Exercise requirements: Extend the user comments about solid-state drives below, picking up right after their final sentence.

** Begin Source excerpt **

I've been a Samsung EVO SSD fanboy for 13 years or so. They are great value for the money, very decent performance and reliable my 970 EVO started acting weird after 6 years of usage. Decided to buy a Solidigm P44 PRO after doing my homework. Do not regret it one bit! It's insanely responsive. Even coming from a fast samsung SSD I can still notice it specially when moving a lot of files around
This is really great. Thank you Wendell for bringing us this content and thank you Allyn for all your hard work and for coming on to show it off. I've been very happy with my sk Hynix P41 Platinum in Linux. Can you talk more about the shared lineage of these two drive families and how they're (dis)similar? I've been looking into upgrading the two 970 EVO+ drives attached to my Windows VM and wanting to move away from Samsung. This gives me some great options with some exciting tech goodness. I've had problems with HMB drives and PCIe passthrough in the past, is this something y'all test at all before releasing new products and drivers? Thank you!

** End Source excerpt **
** Begin Collected material **

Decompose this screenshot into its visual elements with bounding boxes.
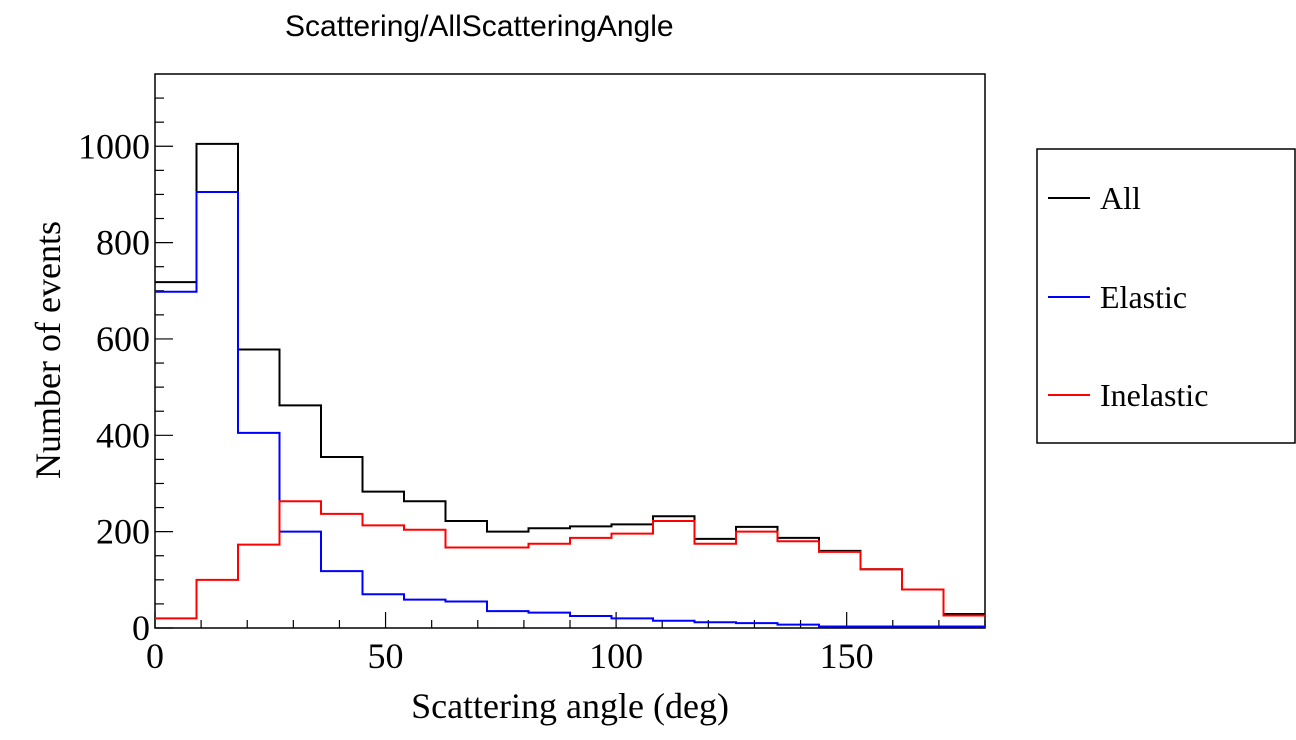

** End Collected material **

Output of the task:
@@bambinone As I do not own a 980 pro I can not confirm this. But people are saying that if you force the nvme driver to install on the 980 pro it will give improvements. Samsung's driver is technically for pcie gen3. It could be the improvements with the driver is from people using the 980 pro on a pcie gen3 mobo.
True story: I had the idea to do several of these driver ideas myself. I would apply to work for them, but they have no jobs posted. That said, there's no reason a more general driver can't be written that can implement a lot of those same access pattern tricks for all SSDs, NVMe or otherwise.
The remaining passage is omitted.